• _WHAT TO PRODUCE_: Provide the records once more, identical to the original.

• _PROVIDED RECORDS_:

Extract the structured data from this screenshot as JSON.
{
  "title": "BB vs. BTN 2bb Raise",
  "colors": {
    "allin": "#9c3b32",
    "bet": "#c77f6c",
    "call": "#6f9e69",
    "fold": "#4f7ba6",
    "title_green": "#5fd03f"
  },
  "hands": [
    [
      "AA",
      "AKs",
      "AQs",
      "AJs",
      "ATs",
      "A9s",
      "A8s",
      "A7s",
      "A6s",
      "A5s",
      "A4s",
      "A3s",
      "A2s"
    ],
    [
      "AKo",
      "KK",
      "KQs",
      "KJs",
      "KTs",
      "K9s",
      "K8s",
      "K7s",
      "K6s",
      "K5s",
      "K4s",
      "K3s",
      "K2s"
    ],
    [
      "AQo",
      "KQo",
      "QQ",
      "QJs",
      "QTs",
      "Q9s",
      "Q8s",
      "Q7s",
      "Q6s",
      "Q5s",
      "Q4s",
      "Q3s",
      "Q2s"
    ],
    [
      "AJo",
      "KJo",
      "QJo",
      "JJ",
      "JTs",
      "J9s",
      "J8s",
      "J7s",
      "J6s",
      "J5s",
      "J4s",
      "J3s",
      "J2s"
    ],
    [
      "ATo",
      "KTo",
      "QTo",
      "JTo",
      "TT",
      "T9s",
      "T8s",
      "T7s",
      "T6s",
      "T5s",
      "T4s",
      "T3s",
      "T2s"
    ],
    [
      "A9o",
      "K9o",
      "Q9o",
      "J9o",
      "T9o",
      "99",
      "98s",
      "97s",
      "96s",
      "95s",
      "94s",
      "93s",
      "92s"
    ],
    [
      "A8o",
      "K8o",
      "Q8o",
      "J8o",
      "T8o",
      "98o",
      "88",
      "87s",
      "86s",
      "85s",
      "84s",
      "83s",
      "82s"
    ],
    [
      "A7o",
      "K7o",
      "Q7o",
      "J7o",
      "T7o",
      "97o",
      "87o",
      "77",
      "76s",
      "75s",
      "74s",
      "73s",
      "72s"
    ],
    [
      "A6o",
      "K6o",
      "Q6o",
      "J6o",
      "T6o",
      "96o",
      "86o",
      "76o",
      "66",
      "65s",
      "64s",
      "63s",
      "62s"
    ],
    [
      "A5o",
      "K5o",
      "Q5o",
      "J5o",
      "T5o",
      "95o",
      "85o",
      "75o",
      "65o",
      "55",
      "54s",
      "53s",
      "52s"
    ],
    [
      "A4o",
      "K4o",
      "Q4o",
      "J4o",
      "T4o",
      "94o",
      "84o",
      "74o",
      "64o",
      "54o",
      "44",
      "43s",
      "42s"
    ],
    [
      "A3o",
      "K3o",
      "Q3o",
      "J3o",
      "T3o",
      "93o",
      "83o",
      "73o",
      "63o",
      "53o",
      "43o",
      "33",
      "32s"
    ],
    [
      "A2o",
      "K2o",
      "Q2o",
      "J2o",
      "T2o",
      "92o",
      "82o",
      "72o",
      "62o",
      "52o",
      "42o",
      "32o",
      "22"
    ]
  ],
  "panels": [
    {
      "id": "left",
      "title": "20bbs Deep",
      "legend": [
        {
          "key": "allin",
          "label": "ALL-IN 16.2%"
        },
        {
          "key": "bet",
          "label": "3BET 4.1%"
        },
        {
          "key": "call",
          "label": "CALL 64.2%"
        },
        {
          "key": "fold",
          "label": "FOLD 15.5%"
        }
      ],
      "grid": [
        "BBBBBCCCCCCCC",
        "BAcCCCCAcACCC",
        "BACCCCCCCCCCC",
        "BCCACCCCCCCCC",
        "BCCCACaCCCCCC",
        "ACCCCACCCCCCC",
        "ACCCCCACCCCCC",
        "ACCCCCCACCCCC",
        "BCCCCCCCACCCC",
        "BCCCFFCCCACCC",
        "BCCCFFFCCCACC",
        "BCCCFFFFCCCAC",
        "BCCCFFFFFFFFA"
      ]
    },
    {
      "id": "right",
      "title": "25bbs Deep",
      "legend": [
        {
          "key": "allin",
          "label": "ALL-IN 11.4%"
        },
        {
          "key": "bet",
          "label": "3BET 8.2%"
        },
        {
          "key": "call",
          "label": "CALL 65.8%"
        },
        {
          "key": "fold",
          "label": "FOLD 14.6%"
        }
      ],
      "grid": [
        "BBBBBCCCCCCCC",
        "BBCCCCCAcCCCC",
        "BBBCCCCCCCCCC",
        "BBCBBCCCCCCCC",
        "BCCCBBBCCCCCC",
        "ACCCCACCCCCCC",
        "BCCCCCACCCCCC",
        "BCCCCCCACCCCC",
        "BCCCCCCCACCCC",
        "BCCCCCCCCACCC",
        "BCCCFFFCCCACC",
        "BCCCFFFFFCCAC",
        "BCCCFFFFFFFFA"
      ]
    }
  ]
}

• _FINAL RESULT_:
Extract the structured data from this screenshot as JSON.
{
  "title": "BB vs. BTN 2bb Raise",
  "colors": {
    "allin": "#9c3b32",
    "bet": "#c77f6c",
    "call": "#6f9e69",
    "fold": "#4f7ba6",
    "title_green": "#5fd03f"
  },
  "hands": [
    [
      "AA",
      "AKs",
      "AQs",
      "AJs",
      "ATs",
      "A9s",
      "A8s",
      "A7s",
      "A6s",
      "A5s",
      "A4s",
      "A3s",
      "A2s"
    ],
    [
      "AKo",
      "KK",
      "KQs",
      "KJs",
      "KTs",
      "K9s",
      "K8s",
      "K7s",
      "K6s",
      "K5s",
      "K4s",
      "K3s",
      "K2s"
    ],
    [
      "AQo",
      "KQo",
      "QQ",
      "QJs",
      "QTs",
      "Q9s",
      "Q8s",
      "Q7s",
      "Q6s",
      "Q5s",
      "Q4s",
      "Q3s",
      "Q2s"
    ],
    [
      "AJo",
      "KJo",
      "QJo",
      "JJ",
      "JTs",
      "J9s",
      "J8s",
      "J7s",
      "J6s",
      "J5s",
      "J4s",
      "J3s",
      "J2s"
    ],
    [
      "ATo",
      "KTo",
      "QTo",
      "JTo",
      "TT",
      "T9s",
      "T8s",
      "T7s",
      "T6s",
      "T5s",
      "T4s",
      "T3s",
      "T2s"
    ],
    [
      "A9o",
      "K9o",
      "Q9o",
      "J9o",
      "T9o",
      "99",
      "98s",
      "97s",
      "96s",
      "95s",
      "94s",
      "93s",
      "92s"
    ],
    [
      "A8o",
      "K8o",
      "Q8o",
      "J8o",
      "T8o",
      "98o",
      "88",
      "87s",
      "86s",
      "85s",
      "84s",
      "83s",
      "82s"
    ],
    [
      "A7o",
      "K7o",
      "Q7o",
      "J7o",
      "T7o",
      "97o",
      "87o",
      "77",
      "76s",
      "75s",
      "74s",
      "73s",
      "72s"
    ],
    [
      "A6o",
      "K6o",
      "Q6o",
      "J6o",
      "T6o",
      "96o",
      "86o",
      "76o",
      "66",
      "65s",
      "64s",
      "63s",
      "62s"
    ],
    [
      "A5o",
      "K5o",
      "Q5o",
      "J5o",
      "T5o",
      "95o",
      "85o",
      "75o",
      "65o",
      "55",
      "54s",
      "53s",
      "52s"
    ],
    [
      "A4o",
      "K4o",
      "Q4o",
      "J4o",
      "T4o",
      "94o",
      "84o",
      "74o",
      "64o",
      "54o",
      "44",
      "43s",
      "42s"
    ],
    [
      "A3o",
      "K3o",
      "Q3o",
      "J3o",
      "T3o",
      "93o",
      "83o",
      "73o",
      "63o",
      "53o",
      "43o",
      "33",
      "32s"
    ],
    [
      "A2o",
      "K2o",
      "Q2o",
      "J2o",
      "T2o",
      "92o",
      "82o",
      "72o",
      "62o",
      "52o",
      "42o",
      "32o",
      "22"
    ]
  ],
  "panels": [
    {
      "id": "left",
      "title": "20bbs Deep",
      "legend": [
        {
          "key": "allin",
          "label": "ALL-IN 16.2%"
        },
        {
          "key": "bet",
          "label": "3BET 4.1%"
        },
        {
          "key": "call",
          "label": "CALL 64.2%"
        },
        {
          "key": "fold",
          "label": "FOLD 15.5%"
        }
      ],
      "grid": [
        "BBBBBCCCCCCCC",
        "BAcCCCCAcACCC",
        "BACCCCCCCCCCC",
        "BCCACCCCCCCCC",
        "BCCCACaCCCCCC",
        "ACCCCACCCCCCC",
        "ACCCCCACCCCCC",
        "ACCCCCCACCCCC",
        "BCCCCCCCACCCC",
        "BCCCFFCCCACCC",
        "BCCCFFFCCCACC",
        "BCCCFFFFCCCAC",
        "BCCCFFFFFFFFA"
      ]
    },
    {
      "id": "right",
      "title": "25bbs Deep",
      "legend": [
        {
          "key": "allin",
          "label": "ALL-IN 11.4%"
        },
        {
          "key": "bet",
          "label": "3BET 8.2%"
        },
        {
          "key": "call",
          "label": "CALL 65.8%"
        },
        {
          "key": "fold",
          "label": "FOLD 14.6%"
        }
      ],
      "grid": [
        "BBBBBCCCCCCCC",
        "BBCCCCCAcCCCC",
        "BBBCCCCCCCCCC",
        "BBCBBCCCCCCCC",
        "BCCCBBBCCCCCC",
        "ACCCCACCCCCCC",
        "BCCCCCACCCCCC",
        "BCCCCCCACCCCC",
        "BCCCCCCCACCCC",
        "BCCCCCCCCACCC",
        "BCCCFFFCCCACC",
        "BCCCFFFFFCCAC",
        "BCCCFFFFFFFFA"
      ]
    }
  ]
}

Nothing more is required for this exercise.